Collection entries
════════════════

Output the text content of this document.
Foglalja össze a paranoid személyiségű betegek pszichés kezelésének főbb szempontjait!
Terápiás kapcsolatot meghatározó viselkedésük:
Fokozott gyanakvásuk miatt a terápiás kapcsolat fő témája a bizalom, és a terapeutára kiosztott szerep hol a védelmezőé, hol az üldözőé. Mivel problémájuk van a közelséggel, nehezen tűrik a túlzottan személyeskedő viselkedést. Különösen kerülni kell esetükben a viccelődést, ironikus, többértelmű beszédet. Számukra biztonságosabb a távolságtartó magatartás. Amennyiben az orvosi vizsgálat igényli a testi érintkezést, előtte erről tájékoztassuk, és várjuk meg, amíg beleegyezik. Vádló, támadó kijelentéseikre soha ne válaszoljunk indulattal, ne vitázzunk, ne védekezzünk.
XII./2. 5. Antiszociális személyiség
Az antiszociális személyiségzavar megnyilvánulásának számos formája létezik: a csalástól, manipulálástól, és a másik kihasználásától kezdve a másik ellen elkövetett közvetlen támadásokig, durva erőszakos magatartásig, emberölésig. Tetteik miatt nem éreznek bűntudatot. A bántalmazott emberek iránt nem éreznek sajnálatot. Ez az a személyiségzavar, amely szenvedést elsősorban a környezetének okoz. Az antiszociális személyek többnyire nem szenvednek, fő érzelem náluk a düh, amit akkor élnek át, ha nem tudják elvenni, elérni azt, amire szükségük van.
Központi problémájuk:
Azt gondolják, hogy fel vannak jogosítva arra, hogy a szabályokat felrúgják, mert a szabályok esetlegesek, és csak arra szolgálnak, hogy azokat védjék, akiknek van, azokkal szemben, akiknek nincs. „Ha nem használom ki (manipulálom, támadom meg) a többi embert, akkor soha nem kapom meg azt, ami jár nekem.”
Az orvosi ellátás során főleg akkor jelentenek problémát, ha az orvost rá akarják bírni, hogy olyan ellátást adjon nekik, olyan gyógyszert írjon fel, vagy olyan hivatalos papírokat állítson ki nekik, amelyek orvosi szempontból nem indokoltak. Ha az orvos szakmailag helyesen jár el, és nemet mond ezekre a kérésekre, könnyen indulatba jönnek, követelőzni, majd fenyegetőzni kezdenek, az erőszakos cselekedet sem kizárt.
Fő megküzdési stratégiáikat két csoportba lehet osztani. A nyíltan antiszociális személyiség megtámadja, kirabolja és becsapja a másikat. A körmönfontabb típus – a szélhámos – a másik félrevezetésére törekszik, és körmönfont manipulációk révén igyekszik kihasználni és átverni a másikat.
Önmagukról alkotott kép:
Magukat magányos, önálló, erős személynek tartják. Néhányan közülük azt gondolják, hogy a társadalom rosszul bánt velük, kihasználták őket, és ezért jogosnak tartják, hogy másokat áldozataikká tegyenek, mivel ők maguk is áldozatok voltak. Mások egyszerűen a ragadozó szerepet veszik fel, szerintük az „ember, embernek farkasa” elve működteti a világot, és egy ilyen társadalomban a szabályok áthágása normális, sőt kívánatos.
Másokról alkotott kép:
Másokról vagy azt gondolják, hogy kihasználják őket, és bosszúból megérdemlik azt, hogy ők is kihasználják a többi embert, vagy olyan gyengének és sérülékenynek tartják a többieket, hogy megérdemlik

════════════════

The task: Write every line of the material above again, exactly.

Task response:
Output the text content of this document.
Foglalja össze a paranoid személyiségű betegek pszichés kezelésének főbb szempontjait!
Terápiás kapcsolatot meghatározó viselkedésük:
Fokozott gyanakvásuk miatt a terápiás kapcsolat fő témája a bizalom, és a terapeutára kiosztott szerep hol a védelmezőé, hol az üldözőé. Mivel problémájuk van a közelséggel, nehezen tűrik a túlzottan személyeskedő viselkedést. Különösen kerülni kell esetükben a viccelődést, ironikus, többértelmű beszédet. Számukra biztonságosabb a távolságtartó magatartás. Amennyiben az orvosi vizsgálat igényli a testi érintkezést, előtte erről tájékoztassuk, és várjuk meg, amíg beleegyezik. Vádló, támadó kijelentéseikre soha ne válaszoljunk indulattal, ne vitázzunk, ne védekezzünk.
XII./2. 5. Antiszociális személyiség
Az antiszociális személyiségzavar megnyilvánulásának számos formája létezik: a csalástól, manipulálástól, és a másik kihasználásától kezdve a másik ellen elkövetett közvetlen támadásokig, durva erőszakos magatartásig, emberölésig. Tetteik miatt nem éreznek bűntudatot. A bántalmazott emberek iránt nem éreznek sajnálatot. Ez az a személyiségzavar, amely szenvedést elsősorban a környezetének okoz. Az antiszociális személyek többnyire nem szenvednek, fő érzelem náluk a düh, amit akkor élnek át, ha nem tudják elvenni, elérni azt, amire szükségük van.
Központi problémájuk:
Azt gondolják, hogy fel vannak jogosítva arra, hogy a szabályokat felrúgják, mert a szabályok esetlegesek, és csak arra szolgálnak, hogy azokat védjék, akiknek van, azokkal szemben, akiknek nincs. „Ha nem használom ki (manipulálom, támadom meg) a többi embert, akkor soha nem kapom meg azt, ami jár nekem.”
Az orvosi ellátás során főleg akkor jelentenek problémát, ha az orvost rá akarják bírni, hogy olyan ellátást adjon nekik, olyan gyógyszert írjon fel, vagy olyan hivatalos papírokat állítson ki nekik, amelyek orvosi szempontból nem indokoltak. Ha az orvos szakmailag helyesen jár el, és nemet mond ezekre a kérésekre, könnyen indulatba jönnek, követelőzni, majd fenyegetőzni kezdenek, az erőszakos cselekedet sem kizárt.
Fő megküzdési stratégiáikat két csoportba lehet osztani. A nyíltan antiszociális személyiség megtámadja, kirabolja és becsapja a másikat. A körmönfontabb típus – a szélhámos – a másik félrevezetésére törekszik, és körmönfont manipulációk révén igyekszik kihasználni és átverni a másikat.
Önmagukról alkotott kép:
Magukat magányos, önálló, erős személynek tartják. Néhányan közülük azt gondolják, hogy a társadalom rosszul bánt velük, kihasználták őket, és ezért jogosnak tartják, hogy másokat áldozataikká tegyenek, mivel ők maguk is áldozatok voltak. Mások egyszerűen a ragadozó szerepet veszik fel, szerintük az „ember, embernek farkasa” elve működteti a világot, és egy ilyen társadalomban a szabályok áthágása normális, sőt kívánatos.
Másokról alkotott kép:
Másokról vagy azt gondolják, hogy kihasználják őket, és bosszúból megérdemlik azt, hogy ők is kihasználják a többi embert, vagy olyan gyengének és sérülékenynek tartják a többieket, hogy megérdemlik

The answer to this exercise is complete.